Dataset items
[Start]

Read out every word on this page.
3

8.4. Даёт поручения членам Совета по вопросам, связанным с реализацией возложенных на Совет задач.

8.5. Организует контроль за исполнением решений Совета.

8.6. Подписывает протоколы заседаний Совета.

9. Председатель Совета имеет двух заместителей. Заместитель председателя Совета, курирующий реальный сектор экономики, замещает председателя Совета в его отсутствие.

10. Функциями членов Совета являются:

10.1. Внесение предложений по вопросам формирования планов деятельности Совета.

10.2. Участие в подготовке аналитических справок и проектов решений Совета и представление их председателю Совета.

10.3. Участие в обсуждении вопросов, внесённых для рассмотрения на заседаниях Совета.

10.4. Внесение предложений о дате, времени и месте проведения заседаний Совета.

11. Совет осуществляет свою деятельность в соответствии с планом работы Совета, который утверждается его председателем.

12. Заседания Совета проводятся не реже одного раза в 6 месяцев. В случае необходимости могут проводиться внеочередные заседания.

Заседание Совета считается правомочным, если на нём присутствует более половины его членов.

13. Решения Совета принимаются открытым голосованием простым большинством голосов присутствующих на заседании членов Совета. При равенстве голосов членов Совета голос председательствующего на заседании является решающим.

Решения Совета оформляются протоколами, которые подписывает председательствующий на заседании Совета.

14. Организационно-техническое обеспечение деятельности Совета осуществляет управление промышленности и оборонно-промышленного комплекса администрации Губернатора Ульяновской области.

[End]

From the listing above, extract all records word for word.

Read out every word on this page.
3

8.4. Даёт поручения членам Совета по вопросам, связанным с реализацией возложенных на Совет задач.

8.5. Организует контроль за исполнением решений Совета.

8.6. Подписывает протоколы заседаний Совета.

9. Председатель Совета имеет двух заместителей. Заместитель председателя Совета, курирующий реальный сектор экономики, замещает председателя Совета в его отсутствие.

10. Функциями членов Совета являются:

10.1. Внесение предложений по вопросам формирования планов деятельности Совета.

10.2. Участие в подготовке аналитических справок и проектов решений Совета и представление их председателю Совета.

10.3. Участие в обсуждении вопросов, внесённых для рассмотрения на заседаниях Совета.

10.4. Внесение предложений о дате, времени и месте проведения заседаний Совета.

11. Совет осуществляет свою деятельность в соответствии с планом работы Совета, который утверждается его председателем.

12. Заседания Совета проводятся не реже одного раза в 6 месяцев. В случае необходимости могут проводиться внеочередные заседания.

Заседание Совета считается правомочным, если на нём присутствует более половины его членов.

13. Решения Совета принимаются открытым голосованием простым большинством голосов присутствующих на заседании членов Совета. При равенстве голосов членов Совета голос председательствующего на заседании является решающим.

Решения Совета оформляются протоколами, которые подписывает председательствующий на заседании Совета.

14. Организационно-техническое обеспечение деятельности Совета осуществляет управление промышленности и оборонно-промышленного комплекса администрации Губернатора Ульяновской области.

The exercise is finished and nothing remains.